:: Listing ::
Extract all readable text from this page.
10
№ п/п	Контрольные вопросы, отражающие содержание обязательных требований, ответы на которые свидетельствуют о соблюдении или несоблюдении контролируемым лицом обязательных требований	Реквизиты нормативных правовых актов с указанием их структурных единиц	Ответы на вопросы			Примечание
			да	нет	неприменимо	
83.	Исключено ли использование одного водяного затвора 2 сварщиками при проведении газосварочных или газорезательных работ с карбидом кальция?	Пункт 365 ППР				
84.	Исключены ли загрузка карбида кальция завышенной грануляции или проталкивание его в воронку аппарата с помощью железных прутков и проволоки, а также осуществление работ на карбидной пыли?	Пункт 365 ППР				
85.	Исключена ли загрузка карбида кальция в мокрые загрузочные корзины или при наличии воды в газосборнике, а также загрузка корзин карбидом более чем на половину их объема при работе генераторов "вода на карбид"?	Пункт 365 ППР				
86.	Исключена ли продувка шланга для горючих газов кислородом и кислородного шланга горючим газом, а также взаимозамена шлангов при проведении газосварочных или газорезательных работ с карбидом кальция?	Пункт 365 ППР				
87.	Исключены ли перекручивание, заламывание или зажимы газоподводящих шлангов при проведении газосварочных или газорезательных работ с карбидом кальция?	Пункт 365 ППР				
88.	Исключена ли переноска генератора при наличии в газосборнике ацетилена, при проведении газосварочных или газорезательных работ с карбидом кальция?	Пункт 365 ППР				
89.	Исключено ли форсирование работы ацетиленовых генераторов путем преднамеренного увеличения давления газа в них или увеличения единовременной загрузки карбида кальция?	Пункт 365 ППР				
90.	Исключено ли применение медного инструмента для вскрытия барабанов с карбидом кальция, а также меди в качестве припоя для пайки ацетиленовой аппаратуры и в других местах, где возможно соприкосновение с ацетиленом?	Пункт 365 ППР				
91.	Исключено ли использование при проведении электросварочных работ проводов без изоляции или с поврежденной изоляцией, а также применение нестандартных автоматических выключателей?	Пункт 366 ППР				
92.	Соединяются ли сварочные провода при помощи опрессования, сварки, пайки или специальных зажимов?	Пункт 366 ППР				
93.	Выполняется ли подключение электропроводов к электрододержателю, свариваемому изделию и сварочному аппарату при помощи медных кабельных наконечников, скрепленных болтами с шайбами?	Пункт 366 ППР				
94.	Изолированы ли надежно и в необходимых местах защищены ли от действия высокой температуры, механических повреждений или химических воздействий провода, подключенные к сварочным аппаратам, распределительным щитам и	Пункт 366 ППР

:: Instructions for the task ::
Select all lines in the listing that include the word "использование".

:: Expected answer ::
83.	Исключено ли использование одного водяного затвора 2 сварщиками при проведении газосварочных или газорезательных работ с карбидом кальция?	Пункт 365 ППР				
91.	Исключено ли использование при проведении электросварочных работ проводов без изоляции или с поврежденной изоляцией, а также применение нестандартных автоматических выключателей?	Пункт 366 ППР				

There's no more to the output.